## begin
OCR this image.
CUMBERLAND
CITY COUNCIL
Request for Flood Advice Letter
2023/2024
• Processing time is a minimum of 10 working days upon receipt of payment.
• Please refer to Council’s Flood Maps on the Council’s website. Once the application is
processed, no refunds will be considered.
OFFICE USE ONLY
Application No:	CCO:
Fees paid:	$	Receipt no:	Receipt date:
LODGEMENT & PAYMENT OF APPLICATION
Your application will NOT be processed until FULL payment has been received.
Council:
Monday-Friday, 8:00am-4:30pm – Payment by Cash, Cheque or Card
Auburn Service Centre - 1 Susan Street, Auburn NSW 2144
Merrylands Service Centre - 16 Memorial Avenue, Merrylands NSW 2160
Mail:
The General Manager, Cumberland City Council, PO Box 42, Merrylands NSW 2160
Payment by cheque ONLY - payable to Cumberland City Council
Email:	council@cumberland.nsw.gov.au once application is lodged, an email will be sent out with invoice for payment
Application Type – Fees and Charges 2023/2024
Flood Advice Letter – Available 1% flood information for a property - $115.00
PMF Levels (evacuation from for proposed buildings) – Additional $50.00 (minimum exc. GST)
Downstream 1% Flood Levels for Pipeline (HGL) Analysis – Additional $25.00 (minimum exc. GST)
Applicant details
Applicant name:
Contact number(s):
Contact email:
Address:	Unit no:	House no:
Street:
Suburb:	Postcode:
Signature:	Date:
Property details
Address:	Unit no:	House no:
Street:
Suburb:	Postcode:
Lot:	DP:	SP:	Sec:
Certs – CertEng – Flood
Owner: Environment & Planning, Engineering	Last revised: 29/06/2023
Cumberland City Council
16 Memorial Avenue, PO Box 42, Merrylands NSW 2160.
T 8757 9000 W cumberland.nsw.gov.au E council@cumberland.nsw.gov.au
## end
--- What you need to do ---
Copy all lines from the listing that contain "Additional".

--- Response below ---
PMF Levels (evacuation from for proposed buildings) – Additional $50.00 (minimum exc. GST)
Downstream 1% Flood Levels for Pipeline (HGL) Analysis – Additional $25.00 (minimum exc. GST)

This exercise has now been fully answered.